# Set task
Filter the entries that follow, copying every line in which the word "name" appears.

# Provided data

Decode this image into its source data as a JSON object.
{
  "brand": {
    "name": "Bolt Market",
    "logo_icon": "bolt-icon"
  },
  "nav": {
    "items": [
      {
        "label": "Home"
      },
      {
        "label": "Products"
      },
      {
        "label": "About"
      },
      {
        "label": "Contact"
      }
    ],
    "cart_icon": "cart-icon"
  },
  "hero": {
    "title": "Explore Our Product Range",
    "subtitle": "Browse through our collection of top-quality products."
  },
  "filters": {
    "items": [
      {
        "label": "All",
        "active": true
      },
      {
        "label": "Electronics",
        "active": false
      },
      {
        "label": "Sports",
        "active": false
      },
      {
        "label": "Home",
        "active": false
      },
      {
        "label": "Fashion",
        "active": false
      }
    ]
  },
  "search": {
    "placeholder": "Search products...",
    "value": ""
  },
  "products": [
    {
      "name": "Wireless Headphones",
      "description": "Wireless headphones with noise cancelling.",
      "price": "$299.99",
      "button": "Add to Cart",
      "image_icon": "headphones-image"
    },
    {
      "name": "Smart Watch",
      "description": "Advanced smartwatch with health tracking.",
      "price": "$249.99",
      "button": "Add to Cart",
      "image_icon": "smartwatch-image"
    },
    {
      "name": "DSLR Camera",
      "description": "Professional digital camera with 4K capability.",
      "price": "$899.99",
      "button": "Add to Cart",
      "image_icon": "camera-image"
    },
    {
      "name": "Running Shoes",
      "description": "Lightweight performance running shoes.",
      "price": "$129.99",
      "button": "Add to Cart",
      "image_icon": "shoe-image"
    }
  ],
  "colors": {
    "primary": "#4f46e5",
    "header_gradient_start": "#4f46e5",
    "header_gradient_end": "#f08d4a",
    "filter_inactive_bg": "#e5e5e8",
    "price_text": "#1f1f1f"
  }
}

* * *

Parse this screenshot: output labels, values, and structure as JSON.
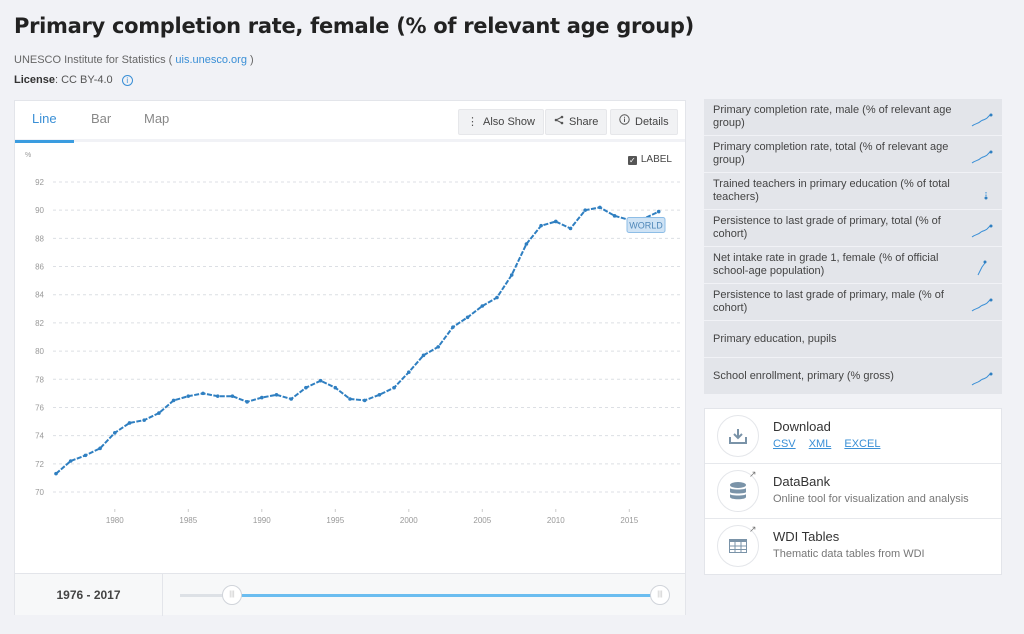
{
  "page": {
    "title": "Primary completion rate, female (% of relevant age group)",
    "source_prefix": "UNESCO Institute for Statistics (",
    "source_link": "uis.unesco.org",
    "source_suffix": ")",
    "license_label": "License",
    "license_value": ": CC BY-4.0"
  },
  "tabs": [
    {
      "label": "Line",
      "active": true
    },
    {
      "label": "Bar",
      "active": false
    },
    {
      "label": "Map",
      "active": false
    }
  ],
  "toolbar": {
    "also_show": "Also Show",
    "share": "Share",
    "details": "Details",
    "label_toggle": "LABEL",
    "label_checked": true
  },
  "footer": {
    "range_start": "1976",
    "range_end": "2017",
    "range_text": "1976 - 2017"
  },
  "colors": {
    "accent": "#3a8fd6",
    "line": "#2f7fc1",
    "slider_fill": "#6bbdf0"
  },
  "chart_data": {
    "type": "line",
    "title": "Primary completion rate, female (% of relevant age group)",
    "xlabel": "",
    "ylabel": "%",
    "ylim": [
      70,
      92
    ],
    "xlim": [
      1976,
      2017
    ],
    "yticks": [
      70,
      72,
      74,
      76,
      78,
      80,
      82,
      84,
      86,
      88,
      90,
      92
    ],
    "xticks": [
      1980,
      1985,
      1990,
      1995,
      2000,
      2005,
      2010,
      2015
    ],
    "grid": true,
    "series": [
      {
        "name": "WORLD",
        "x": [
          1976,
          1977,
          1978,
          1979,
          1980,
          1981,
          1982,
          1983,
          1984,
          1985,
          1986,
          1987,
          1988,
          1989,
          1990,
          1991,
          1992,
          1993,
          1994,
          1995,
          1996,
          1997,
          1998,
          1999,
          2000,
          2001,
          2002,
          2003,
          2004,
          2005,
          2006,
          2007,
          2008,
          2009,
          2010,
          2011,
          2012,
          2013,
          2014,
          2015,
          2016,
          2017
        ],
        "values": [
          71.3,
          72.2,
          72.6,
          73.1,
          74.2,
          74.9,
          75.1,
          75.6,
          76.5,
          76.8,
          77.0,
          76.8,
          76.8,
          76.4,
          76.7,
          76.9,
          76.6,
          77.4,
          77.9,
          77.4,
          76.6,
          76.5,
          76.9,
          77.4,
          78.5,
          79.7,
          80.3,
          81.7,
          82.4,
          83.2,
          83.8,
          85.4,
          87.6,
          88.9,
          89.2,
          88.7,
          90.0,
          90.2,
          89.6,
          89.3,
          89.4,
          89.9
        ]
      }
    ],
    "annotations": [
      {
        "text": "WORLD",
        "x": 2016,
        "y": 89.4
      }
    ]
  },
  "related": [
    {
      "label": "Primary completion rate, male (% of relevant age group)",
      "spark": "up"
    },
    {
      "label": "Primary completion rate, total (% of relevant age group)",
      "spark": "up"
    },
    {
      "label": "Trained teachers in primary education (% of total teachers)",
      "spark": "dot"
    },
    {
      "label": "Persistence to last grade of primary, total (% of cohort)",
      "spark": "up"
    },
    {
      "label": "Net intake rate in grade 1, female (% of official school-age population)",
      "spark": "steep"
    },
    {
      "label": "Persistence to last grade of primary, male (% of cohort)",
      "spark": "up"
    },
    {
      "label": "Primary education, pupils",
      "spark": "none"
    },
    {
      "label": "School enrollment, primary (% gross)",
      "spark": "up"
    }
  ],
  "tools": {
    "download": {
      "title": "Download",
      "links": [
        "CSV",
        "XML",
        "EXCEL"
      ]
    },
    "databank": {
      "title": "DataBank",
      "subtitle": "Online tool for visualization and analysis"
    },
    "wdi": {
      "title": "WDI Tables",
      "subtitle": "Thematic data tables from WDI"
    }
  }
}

# Result of the exercise
    "name": "Bolt Market",
      "name": "Wireless Headphones",
      "name": "Smart Watch",
      "name": "DSLR Camera",
      "name": "Running Shoes",
        "name": "WORLD",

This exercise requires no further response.